Given entries:
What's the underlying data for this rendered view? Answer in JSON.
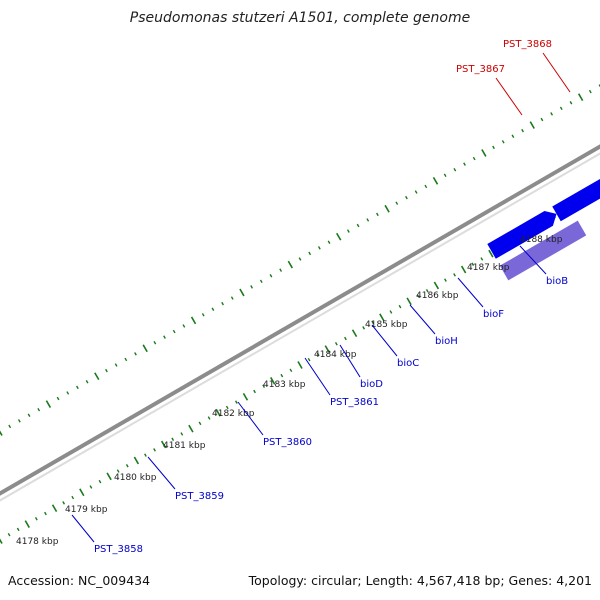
{
  "title": "Pseudomonas stutzeri A1501, complete genome",
  "footer": {
    "accession": "Accession: NC_009434",
    "summary": "Topology: circular; Length: 4,567,418 bp; Genes: 4,201"
  },
  "colors": {
    "gene_blue": "#0000ee",
    "gene_lavender": "#7b68d8",
    "gene_red": "#ee0000",
    "gene_gray": "#c8c8c8",
    "gene_dark": "#000080",
    "tick_green": "#1a7a1a",
    "label_blue": "#0000cc",
    "label_red": "#cc0000"
  },
  "scale_ticks": [
    "4178 kbp",
    "4179 kbp",
    "4180 kbp",
    "4181 kbp",
    "4182 kbp",
    "4183 kbp",
    "4184 kbp",
    "4185 kbp",
    "4186 kbp",
    "4187 kbp",
    "4188 kbp"
  ],
  "gene_labels": [
    {
      "name": "PST_3858",
      "color": "blue"
    },
    {
      "name": "PST_3859",
      "color": "blue"
    },
    {
      "name": "PST_3860",
      "color": "blue"
    },
    {
      "name": "PST_3861",
      "color": "blue"
    },
    {
      "name": "bioD",
      "color": "blue"
    },
    {
      "name": "bioC",
      "color": "blue"
    },
    {
      "name": "bioH",
      "color": "blue"
    },
    {
      "name": "bioF",
      "color": "blue"
    },
    {
      "name": "bioB",
      "color": "blue"
    },
    {
      "name": "PST_3867",
      "color": "red"
    },
    {
      "name": "PST_3868",
      "color": "red"
    }
  ]
}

Task directions: For each line above that contains "name", add one to a count, then state only the final number.

Answer to the problem: 11